* **Data provided**
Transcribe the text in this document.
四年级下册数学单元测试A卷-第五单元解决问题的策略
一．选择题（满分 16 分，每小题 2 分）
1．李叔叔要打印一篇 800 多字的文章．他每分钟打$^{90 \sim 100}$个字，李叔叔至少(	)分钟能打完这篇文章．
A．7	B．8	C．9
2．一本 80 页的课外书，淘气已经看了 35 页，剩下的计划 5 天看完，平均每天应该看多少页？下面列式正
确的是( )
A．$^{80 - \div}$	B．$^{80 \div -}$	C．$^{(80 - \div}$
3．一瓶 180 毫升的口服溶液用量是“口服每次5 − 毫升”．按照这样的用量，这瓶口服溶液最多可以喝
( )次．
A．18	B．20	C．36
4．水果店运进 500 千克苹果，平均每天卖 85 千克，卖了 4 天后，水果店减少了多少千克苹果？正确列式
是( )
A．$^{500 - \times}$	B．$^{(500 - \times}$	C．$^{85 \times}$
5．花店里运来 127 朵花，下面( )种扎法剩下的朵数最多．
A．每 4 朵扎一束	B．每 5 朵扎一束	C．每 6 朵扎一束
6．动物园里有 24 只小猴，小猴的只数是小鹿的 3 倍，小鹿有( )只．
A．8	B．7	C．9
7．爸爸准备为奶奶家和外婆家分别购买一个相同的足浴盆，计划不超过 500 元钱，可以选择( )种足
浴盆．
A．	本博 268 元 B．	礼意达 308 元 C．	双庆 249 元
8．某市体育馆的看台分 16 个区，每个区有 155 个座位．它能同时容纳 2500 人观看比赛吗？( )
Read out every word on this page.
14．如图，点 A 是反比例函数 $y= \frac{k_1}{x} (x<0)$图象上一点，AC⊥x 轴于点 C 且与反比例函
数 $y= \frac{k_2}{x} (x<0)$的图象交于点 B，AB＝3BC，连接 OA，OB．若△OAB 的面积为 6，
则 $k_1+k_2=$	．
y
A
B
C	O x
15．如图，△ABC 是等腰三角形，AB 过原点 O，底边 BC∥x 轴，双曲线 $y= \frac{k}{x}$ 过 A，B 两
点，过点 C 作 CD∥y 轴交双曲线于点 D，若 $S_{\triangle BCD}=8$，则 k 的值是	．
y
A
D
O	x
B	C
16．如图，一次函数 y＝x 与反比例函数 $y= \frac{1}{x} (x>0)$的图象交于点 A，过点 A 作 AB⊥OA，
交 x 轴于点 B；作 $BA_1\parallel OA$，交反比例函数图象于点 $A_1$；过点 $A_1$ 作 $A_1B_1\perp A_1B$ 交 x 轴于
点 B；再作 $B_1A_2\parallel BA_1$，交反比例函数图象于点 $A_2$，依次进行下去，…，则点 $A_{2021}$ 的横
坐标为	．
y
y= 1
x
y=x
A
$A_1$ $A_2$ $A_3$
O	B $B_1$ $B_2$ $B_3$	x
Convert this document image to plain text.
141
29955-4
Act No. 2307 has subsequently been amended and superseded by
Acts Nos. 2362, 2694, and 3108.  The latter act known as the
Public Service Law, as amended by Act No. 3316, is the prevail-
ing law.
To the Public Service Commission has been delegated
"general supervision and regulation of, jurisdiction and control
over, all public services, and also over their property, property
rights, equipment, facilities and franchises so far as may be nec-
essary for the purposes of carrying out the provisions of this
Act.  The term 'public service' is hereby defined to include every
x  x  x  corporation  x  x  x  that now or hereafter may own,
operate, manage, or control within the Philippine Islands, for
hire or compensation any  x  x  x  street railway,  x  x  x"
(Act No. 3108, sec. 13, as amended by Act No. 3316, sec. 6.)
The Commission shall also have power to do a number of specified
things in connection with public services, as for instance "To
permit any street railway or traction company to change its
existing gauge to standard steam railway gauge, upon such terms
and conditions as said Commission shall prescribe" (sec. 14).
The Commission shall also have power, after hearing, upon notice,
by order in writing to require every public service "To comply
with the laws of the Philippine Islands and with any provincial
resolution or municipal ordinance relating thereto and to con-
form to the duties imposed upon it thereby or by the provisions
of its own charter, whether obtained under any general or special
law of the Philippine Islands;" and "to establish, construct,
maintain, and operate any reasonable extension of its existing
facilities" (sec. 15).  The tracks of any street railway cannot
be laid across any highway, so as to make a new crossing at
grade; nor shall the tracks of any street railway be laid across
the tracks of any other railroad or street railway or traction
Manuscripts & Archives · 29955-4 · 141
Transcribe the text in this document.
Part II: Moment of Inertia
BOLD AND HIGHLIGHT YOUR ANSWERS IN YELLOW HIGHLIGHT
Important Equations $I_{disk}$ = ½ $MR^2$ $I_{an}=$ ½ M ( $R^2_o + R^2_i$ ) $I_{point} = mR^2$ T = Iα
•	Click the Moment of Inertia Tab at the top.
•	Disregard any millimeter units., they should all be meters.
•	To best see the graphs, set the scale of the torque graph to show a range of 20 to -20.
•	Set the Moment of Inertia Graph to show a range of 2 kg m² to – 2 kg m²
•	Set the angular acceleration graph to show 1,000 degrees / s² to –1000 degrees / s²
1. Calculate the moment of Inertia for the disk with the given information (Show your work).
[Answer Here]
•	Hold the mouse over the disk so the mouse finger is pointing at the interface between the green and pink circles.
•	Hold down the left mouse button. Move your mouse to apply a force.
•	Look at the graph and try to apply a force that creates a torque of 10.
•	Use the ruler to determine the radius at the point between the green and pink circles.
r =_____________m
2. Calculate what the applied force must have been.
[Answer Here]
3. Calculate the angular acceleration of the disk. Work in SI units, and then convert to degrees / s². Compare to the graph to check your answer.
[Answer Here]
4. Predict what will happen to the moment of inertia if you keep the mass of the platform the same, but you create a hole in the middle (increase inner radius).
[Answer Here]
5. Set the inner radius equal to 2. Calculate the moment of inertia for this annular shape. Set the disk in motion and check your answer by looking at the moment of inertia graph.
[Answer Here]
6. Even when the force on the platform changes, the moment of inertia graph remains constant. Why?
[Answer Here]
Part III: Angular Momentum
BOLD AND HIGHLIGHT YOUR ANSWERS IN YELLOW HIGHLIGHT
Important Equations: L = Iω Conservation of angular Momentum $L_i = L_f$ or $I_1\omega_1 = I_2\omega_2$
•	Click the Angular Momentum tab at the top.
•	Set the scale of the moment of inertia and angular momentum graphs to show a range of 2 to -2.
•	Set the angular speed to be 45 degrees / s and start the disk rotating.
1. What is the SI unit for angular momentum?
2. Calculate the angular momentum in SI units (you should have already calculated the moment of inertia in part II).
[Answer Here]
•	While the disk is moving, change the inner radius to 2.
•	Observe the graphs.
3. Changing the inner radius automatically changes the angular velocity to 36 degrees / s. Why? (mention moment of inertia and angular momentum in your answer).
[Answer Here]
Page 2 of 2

* **Stated task**
Reproduce the entries above in full, verbatim.

* **Correct response**
Transcribe the text in this document.
四年级下册数学单元测试A卷-第五单元解决问题的策略
一．选择题（满分 16 分，每小题 2 分）
1．李叔叔要打印一篇 800 多字的文章．他每分钟打$^{90 \sim 100}$个字，李叔叔至少(	)分钟能打完这篇文章．
A．7	B．8	C．9
2．一本 80 页的课外书，淘气已经看了 35 页，剩下的计划 5 天看完，平均每天应该看多少页？下面列式正
确的是( )
A．$^{80 - \div}$	B．$^{80 \div -}$	C．$^{(80 - \div}$
3．一瓶 180 毫升的口服溶液用量是“口服每次5 − 毫升”．按照这样的用量，这瓶口服溶液最多可以喝
( )次．
A．18	B．20	C．36
4．水果店运进 500 千克苹果，平均每天卖 85 千克，卖了 4 天后，水果店减少了多少千克苹果？正确列式
是( )
A．$^{500 - \times}$	B．$^{(500 - \times}$	C．$^{85 \times}$
5．花店里运来 127 朵花，下面( )种扎法剩下的朵数最多．
A．每 4 朵扎一束	B．每 5 朵扎一束	C．每 6 朵扎一束
6．动物园里有 24 只小猴，小猴的只数是小鹿的 3 倍，小鹿有( )只．
A．8	B．7	C．9
7．爸爸准备为奶奶家和外婆家分别购买一个相同的足浴盆，计划不超过 500 元钱，可以选择( )种足
浴盆．
A．	本博 268 元 B．	礼意达 308 元 C．	双庆 249 元
8．某市体育馆的看台分 16 个区，每个区有 155 个座位．它能同时容纳 2500 人观看比赛吗？( )
Read out every word on this page.
14．如图，点 A 是反比例函数 $y= \frac{k_1}{x} (x<0)$图象上一点，AC⊥x 轴于点 C 且与反比例函
数 $y= \frac{k_2}{x} (x<0)$的图象交于点 B，AB＝3BC，连接 OA，OB．若△OAB 的面积为 6，
则 $k_1+k_2=$	．
y
A
B
C	O x
15．如图，△ABC 是等腰三角形，AB 过原点 O，底边 BC∥x 轴，双曲线 $y= \frac{k}{x}$ 过 A，B 两
点，过点 C 作 CD∥y 轴交双曲线于点 D，若 $S_{\triangle BCD}=8$，则 k 的值是	．
y
A
D
O	x
B	C
16．如图，一次函数 y＝x 与反比例函数 $y= \frac{1}{x} (x>0)$的图象交于点 A，过点 A 作 AB⊥OA，
交 x 轴于点 B；作 $BA_1\parallel OA$，交反比例函数图象于点 $A_1$；过点 $A_1$ 作 $A_1B_1\perp A_1B$ 交 x 轴于
点 B；再作 $B_1A_2\parallel BA_1$，交反比例函数图象于点 $A_2$，依次进行下去，…，则点 $A_{2021}$ 的横
坐标为	．
y
y= 1
x
y=x
A
$A_1$ $A_2$ $A_3$
O	B $B_1$ $B_2$ $B_3$	x
Convert this document image to plain text.
141
29955-4
Act No. 2307 has subsequently been amended and superseded by
Acts Nos. 2362, 2694, and 3108.  The latter act known as the
Public Service Law, as amended by Act No. 3316, is the prevail-
ing law.
To the Public Service Commission has been delegated
"general supervision and regulation of, jurisdiction and control
over, all public services, and also over their property, property
rights, equipment, facilities and franchises so far as may be nec-
essary for the purposes of carrying out the provisions of this
Act.  The term 'public service' is hereby defined to include every
x  x  x  corporation  x  x  x  that now or hereafter may own,
operate, manage, or control within the Philippine Islands, for
hire or compensation any  x  x  x  street railway,  x  x  x"
(Act No. 3108, sec. 13, as amended by Act No. 3316, sec. 6.)
The Commission shall also have power to do a number of specified
things in connection with public services, as for instance "To
permit any street railway or traction company to change its
existing gauge to standard steam railway gauge, upon such terms
and conditions as said Commission shall prescribe" (sec. 14).
The Commission shall also have power, after hearing, upon notice,
by order in writing to require every public service "To comply
with the laws of the Philippine Islands and with any provincial
resolution or municipal ordinance relating thereto and to con-
form to the duties imposed upon it thereby or by the provisions
of its own charter, whether obtained under any general or special
law of the Philippine Islands;" and "to establish, construct,
maintain, and operate any reasonable extension of its existing
facilities" (sec. 15).  The tracks of any street railway cannot
be laid across any highway, so as to make a new crossing at
grade; nor shall the tracks of any street railway be laid across
the tracks of any other railroad or street railway or traction
Manuscripts & Archives · 29955-4 · 141
Transcribe the text in this document.
Part II: Moment of Inertia
BOLD AND HIGHLIGHT YOUR ANSWERS IN YELLOW HIGHLIGHT
Important Equations $I_{disk}$ = ½ $MR^2$ $I_{an}=$ ½ M ( $R^2_o + R^2_i$ ) $I_{point} = mR^2$ T = Iα
•	Click the Moment of Inertia Tab at the top.
•	Disregard any millimeter units., they should all be meters.
•	To best see the graphs, set the scale of the torque graph to show a range of 20 to -20.
•	Set the Moment of Inertia Graph to show a range of 2 kg m² to – 2 kg m²
•	Set the angular acceleration graph to show 1,000 degrees / s² to –1000 degrees / s²
1. Calculate the moment of Inertia for the disk with the given information (Show your work).
[Answer Here]
•	Hold the mouse over the disk so the mouse finger is pointing at the interface between the green and pink circles.
•	Hold down the left mouse button. Move your mouse to apply a force.
•	Look at the graph and try to apply a force that creates a torque of 10.
•	Use the ruler to determine the radius at the point between the green and pink circles.
r =_____________m
2. Calculate what the applied force must have been.
[Answer Here]
3. Calculate the angular acceleration of the disk. Work in SI units, and then convert to degrees / s². Compare to the graph to check your answer.
[Answer Here]
4. Predict what will happen to the moment of inertia if you keep the mass of the platform the same, but you create a hole in the middle (increase inner radius).
[Answer Here]
5. Set the inner radius equal to 2. Calculate the moment of inertia for this annular shape. Set the disk in motion and check your answer by looking at the moment of inertia graph.
[Answer Here]
6. Even when the force on the platform changes, the moment of inertia graph remains constant. Why?
[Answer Here]
Part III: Angular Momentum
BOLD AND HIGHLIGHT YOUR ANSWERS IN YELLOW HIGHLIGHT
Important Equations: L = Iω Conservation of angular Momentum $L_i = L_f$ or $I_1\omega_1 = I_2\omega_2$
•	Click the Angular Momentum tab at the top.
•	Set the scale of the moment of inertia and angular momentum graphs to show a range of 2 to -2.
•	Set the angular speed to be 45 degrees / s and start the disk rotating.
1. What is the SI unit for angular momentum?
2. Calculate the angular momentum in SI units (you should have already calculated the moment of inertia in part II).
[Answer Here]
•	While the disk is moving, change the inner radius to 2.
•	Observe the graphs.
3. Changing the inner radius automatically changes the angular velocity to 36 degrees / s. Why? (mention moment of inertia and angular momentum in your answer).
[Answer Here]
Page 2 of 2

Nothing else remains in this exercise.